(Figure record extracts)
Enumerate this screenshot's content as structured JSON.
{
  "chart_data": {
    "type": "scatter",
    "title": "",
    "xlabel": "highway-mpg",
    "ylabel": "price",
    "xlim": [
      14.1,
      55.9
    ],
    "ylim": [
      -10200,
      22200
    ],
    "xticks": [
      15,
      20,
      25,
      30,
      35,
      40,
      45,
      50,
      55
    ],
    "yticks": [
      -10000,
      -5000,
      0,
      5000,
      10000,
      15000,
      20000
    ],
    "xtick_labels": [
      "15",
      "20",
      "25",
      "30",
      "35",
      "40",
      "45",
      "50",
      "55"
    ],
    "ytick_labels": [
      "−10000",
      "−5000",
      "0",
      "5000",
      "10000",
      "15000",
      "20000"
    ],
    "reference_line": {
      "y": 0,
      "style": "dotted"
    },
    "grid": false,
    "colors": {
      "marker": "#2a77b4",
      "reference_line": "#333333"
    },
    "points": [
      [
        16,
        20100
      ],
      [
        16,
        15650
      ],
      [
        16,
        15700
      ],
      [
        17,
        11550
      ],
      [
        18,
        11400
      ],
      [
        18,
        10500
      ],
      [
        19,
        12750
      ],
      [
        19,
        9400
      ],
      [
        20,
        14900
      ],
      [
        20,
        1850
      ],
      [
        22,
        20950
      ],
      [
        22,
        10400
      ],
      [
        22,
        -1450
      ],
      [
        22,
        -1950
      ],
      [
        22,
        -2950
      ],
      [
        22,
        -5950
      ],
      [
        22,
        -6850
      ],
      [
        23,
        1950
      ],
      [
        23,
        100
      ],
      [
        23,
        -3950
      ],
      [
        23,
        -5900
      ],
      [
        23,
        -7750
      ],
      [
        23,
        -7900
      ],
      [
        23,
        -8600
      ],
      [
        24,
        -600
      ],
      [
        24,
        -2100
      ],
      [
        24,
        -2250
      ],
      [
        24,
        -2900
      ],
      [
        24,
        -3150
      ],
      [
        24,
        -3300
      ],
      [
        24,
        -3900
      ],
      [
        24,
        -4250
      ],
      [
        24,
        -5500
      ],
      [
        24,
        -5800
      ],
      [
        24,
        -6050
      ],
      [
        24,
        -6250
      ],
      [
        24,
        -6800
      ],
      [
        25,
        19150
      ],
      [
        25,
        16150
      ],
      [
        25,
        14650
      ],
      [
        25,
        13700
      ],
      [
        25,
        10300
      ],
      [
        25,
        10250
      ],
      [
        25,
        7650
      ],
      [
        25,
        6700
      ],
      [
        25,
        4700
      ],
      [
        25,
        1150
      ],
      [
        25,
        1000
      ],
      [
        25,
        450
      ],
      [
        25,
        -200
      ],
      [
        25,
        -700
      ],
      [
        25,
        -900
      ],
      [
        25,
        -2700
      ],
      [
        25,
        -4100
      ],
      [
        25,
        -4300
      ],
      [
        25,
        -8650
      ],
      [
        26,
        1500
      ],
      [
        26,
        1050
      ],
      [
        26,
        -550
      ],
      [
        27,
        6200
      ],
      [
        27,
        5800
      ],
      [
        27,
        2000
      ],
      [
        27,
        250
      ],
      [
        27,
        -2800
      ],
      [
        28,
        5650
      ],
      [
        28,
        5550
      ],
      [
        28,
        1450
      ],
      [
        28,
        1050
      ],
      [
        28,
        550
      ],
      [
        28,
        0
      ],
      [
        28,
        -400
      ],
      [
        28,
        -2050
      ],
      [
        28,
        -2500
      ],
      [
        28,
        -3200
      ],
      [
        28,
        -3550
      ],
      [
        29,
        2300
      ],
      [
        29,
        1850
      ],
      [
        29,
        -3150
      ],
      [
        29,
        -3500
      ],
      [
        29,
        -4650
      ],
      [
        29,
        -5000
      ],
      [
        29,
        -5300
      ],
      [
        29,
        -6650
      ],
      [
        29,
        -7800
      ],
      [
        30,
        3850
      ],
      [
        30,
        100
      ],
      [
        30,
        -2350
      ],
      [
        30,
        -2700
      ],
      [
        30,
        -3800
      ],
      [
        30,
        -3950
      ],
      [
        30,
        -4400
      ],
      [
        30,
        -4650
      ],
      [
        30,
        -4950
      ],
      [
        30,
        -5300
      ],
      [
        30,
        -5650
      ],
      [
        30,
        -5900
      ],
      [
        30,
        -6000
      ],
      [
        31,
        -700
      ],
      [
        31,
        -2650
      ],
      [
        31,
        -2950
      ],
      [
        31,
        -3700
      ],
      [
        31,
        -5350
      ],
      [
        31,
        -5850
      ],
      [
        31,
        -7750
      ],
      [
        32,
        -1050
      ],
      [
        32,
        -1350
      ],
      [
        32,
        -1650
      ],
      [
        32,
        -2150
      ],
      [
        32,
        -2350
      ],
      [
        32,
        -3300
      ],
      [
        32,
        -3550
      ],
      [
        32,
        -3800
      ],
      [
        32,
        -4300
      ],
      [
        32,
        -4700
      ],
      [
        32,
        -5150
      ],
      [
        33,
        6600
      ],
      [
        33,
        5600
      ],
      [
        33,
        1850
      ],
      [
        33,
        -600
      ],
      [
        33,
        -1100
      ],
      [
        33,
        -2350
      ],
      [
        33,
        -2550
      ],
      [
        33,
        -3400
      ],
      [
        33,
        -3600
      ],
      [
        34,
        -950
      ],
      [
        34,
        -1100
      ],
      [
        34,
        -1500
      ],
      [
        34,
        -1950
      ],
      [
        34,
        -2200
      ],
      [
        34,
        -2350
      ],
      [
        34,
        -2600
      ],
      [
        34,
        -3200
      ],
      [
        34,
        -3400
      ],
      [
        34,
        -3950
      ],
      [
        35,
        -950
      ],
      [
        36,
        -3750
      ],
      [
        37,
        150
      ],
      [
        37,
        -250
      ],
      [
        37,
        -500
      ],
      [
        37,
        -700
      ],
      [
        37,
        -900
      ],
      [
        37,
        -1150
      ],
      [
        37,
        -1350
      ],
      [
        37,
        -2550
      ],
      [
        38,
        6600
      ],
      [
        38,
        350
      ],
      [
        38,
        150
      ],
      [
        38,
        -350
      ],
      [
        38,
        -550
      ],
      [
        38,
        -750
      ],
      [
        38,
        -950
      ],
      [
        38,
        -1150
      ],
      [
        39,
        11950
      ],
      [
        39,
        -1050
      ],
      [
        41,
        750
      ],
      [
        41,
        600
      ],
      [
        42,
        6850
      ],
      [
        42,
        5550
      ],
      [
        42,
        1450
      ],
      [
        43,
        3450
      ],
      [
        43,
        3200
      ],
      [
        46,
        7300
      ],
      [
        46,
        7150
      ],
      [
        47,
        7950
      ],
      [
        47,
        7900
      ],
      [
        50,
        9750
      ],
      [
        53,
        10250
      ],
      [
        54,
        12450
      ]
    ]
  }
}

## Exercise
Every entry needs to be retyped exactly.

## Solution
Enumerate this screenshot's content as structured JSON.
{
  "chart_data": {
    "type": "scatter",
    "title": "",
    "xlabel": "highway-mpg",
    "ylabel": "price",
    "xlim": [
      14.1,
      55.9
    ],
    "ylim": [
      -10200,
      22200
    ],
    "xticks": [
      15,
      20,
      25,
      30,
      35,
      40,
      45,
      50,
      55
    ],
    "yticks": [
      -10000,
      -5000,
      0,
      5000,
      10000,
      15000,
      20000
    ],
    "xtick_labels": [
      "15",
      "20",
      "25",
      "30",
      "35",
      "40",
      "45",
      "50",
      "55"
    ],
    "ytick_labels": [
      "−10000",
      "−5000",
      "0",
      "5000",
      "10000",
      "15000",
      "20000"
    ],
    "reference_line": {
      "y": 0,
      "style": "dotted"
    },
    "grid": false,
    "colors": {
      "marker": "#2a77b4",
      "reference_line": "#333333"
    },
    "points": [
      [
        16,
        20100
      ],
      [
        16,
        15650
      ],
      [
        16,
        15700
      ],
      [
        17,
        11550
      ],
      [
        18,
        11400
      ],
      [
        18,
        10500
      ],
      [
        19,
        12750
      ],
      [
        19,
        9400
      ],
      [
        20,
        14900
      ],
      [
        20,
        1850
      ],
      [
        22,
        20950
      ],
      [
        22,
        10400
      ],
      [
        22,
        -1450
      ],
      [
        22,
        -1950
      ],
      [
        22,
        -2950
      ],
      [
        22,
        -5950
      ],
      [
        22,
        -6850
      ],
      [
        23,
        1950
      ],
      [
        23,
        100
      ],
      [
        23,
        -3950
      ],
      [
        23,
        -5900
      ],
      [
        23,
        -7750
      ],
      [
        23,
        -7900
      ],
      [
        23,
        -8600
      ],
      [
        24,
        -600
      ],
      [
        24,
        -2100
      ],
      [
        24,
        -2250
      ],
      [
        24,
        -2900
      ],
      [
        24,
        -3150
      ],
      [
        24,
        -3300
      ],
      [
        24,
        -3900
      ],
      [
        24,
        -4250
      ],
      [
        24,
        -5500
      ],
      [
        24,
        -5800
      ],
      [
        24,
        -6050
      ],
      [
        24,
        -6250
      ],
      [
        24,
        -6800
      ],
      [
        25,
        19150
      ],
      [
        25,
        16150
      ],
      [
        25,
        14650
      ],
      [
        25,
        13700
      ],
      [
        25,
        10300
      ],
      [
        25,
        10250
      ],
      [
        25,
        7650
      ],
      [
        25,
        6700
      ],
      [
        25,
        4700
      ],
      [
        25,
        1150
      ],
      [
        25,
        1000
      ],
      [
        25,
        450
      ],
      [
        25,
        -200
      ],
      [
        25,
        -700
      ],
      [
        25,
        -900
      ],
      [
        25,
        -2700
      ],
      [
        25,
        -4100
      ],
      [
        25,
        -4300
      ],
      [
        25,
        -8650
      ],
      [
        26,
        1500
      ],
      [
        26,
        1050
      ],
      [
        26,
        -550
      ],
      [
        27,
        6200
      ],
      [
        27,
        5800
      ],
      [
        27,
        2000
      ],
      [
        27,
        250
      ],
      [
        27,
        -2800
      ],
      [
        28,
        5650
      ],
      [
        28,
        5550
      ],
      [
        28,
        1450
      ],
      [
        28,
        1050
      ],
      [
        28,
        550
      ],
      [
        28,
        0
      ],
      [
        28,
        -400
      ],
      [
        28,
        -2050
      ],
      [
        28,
        -2500
      ],
      [
        28,
        -3200
      ],
      [
        28,
        -3550
      ],
      [
        29,
        2300
      ],
      [
        29,
        1850
      ],
      [
        29,
        -3150
      ],
      [
        29,
        -3500
      ],
      [
        29,
        -4650
      ],
      [
        29,
        -5000
      ],
      [
        29,
        -5300
      ],
      [
        29,
        -6650
      ],
      [
        29,
        -7800
      ],
      [
        30,
        3850
      ],
      [
        30,
        100
      ],
      [
        30,
        -2350
      ],
      [
        30,
        -2700
      ],
      [
        30,
        -3800
      ],
      [
        30,
        -3950
      ],
      [
        30,
        -4400
      ],
      [
        30,
        -4650
      ],
      [
        30,
        -4950
      ],
      [
        30,
        -5300
      ],
      [
        30,
        -5650
      ],
      [
        30,
        -5900
      ],
      [
        30,
        -6000
      ],
      [
        31,
        -700
      ],
      [
        31,
        -2650
      ],
      [
        31,
        -2950
      ],
      [
        31,
        -3700
      ],
      [
        31,
        -5350
      ],
      [
        31,
        -5850
      ],
      [
        31,
        -7750
      ],
      [
        32,
        -1050
      ],
      [
        32,
        -1350
      ],
      [
        32,
        -1650
      ],
      [
        32,
        -2150
      ],
      [
        32,
        -2350
      ],
      [
        32,
        -3300
      ],
      [
        32,
        -3550
      ],
      [
        32,
        -3800
      ],
      [
        32,
        -4300
      ],
      [
        32,
        -4700
      ],
      [
        32,
        -5150
      ],
      [
        33,
        6600
      ],
      [
        33,
        5600
      ],
      [
        33,
        1850
      ],
      [
        33,
        -600
      ],
      [
        33,
        -1100
      ],
      [
        33,
        -2350
      ],
      [
        33,
        -2550
      ],
      [
        33,
        -3400
      ],
      [
        33,
        -3600
      ],
      [
        34,
        -950
      ],
      [
        34,
        -1100
      ],
      [
        34,
        -1500
      ],
      [
        34,
        -1950
      ],
      [
        34,
        -2200
      ],
      [
        34,
        -2350
      ],
      [
        34,
        -2600
      ],
      [
        34,
        -3200
      ],
      [
        34,
        -3400
      ],
      [
        34,
        -3950
      ],
      [
        35,
        -950
      ],
      [
        36,
        -3750
      ],
      [
        37,
        150
      ],
      [
        37,
        -250
      ],
      [
        37,
        -500
      ],
      [
        37,
        -700
      ],
      [
        37,
        -900
      ],
      [
        37,
        -1150
      ],
      [
        37,
        -1350
      ],
      [
        37,
        -2550
      ],
      [
        38,
        6600
      ],
      [
        38,
        350
      ],
      [
        38,
        150
      ],
      [
        38,
        -350
      ],
      [
        38,
        -550
      ],
      [
        38,
        -750
      ],
      [
        38,
        -950
      ],
      [
        38,
        -1150
      ],
      [
        39,
        11950
      ],
      [
        39,
        -1050
      ],
      [
        41,
        750
      ],
      [
        41,
        600
      ],
      [
        42,
        6850
      ],
      [
        42,
        5550
      ],
      [
        42,
        1450
      ],
      [
        43,
        3450
      ],
      [
        43,
        3200
      ],
      [
        46,
        7300
      ],
      [
        46,
        7150
      ],
      [
        47,
        7950
      ],
      [
        47,
        7900
      ],
      [
        50,
        9750
      ],
      [
        53,
        10250
      ],
      [
        54,
        12450
      ]
    ]
  }
}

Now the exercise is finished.